(Data records)
########################################

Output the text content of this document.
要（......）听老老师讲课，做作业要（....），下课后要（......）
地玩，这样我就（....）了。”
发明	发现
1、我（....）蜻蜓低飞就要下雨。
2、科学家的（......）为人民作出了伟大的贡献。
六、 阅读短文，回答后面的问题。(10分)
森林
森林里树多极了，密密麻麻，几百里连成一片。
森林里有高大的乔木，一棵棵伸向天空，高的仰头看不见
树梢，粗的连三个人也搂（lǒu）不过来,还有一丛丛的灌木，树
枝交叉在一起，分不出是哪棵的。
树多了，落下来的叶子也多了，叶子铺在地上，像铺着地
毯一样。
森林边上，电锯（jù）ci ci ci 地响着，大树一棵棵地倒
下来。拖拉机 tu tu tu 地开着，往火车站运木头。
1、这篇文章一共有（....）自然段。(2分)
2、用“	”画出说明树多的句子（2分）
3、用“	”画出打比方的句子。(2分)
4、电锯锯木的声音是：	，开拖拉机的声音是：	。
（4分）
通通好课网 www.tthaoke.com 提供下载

########################################

■ Short problem
Copy out the material above in its entirety. Every detail must match.

■ Correct response
Output the text content of this document.
要（......）听老老师讲课，做作业要（....），下课后要（......）
地玩，这样我就（....）了。”
发明	发现
1、我（....）蜻蜓低飞就要下雨。
2、科学家的（......）为人民作出了伟大的贡献。
六、 阅读短文，回答后面的问题。(10分)
森林
森林里树多极了，密密麻麻，几百里连成一片。
森林里有高大的乔木，一棵棵伸向天空，高的仰头看不见
树梢，粗的连三个人也搂（lǒu）不过来,还有一丛丛的灌木，树
枝交叉在一起，分不出是哪棵的。
树多了，落下来的叶子也多了，叶子铺在地上，像铺着地
毯一样。
森林边上，电锯（jù）ci ci ci 地响着，大树一棵棵地倒
下来。拖拉机 tu tu tu 地开着，往火车站运木头。
1、这篇文章一共有（....）自然段。(2分)
2、用“	”画出说明树多的句子（2分）
3、用“	”画出打比方的句子。(2分)
4、电锯锯木的声音是：	，开拖拉机的声音是：	。
（4分）
通通好课网 www.tthaoke.com 提供下载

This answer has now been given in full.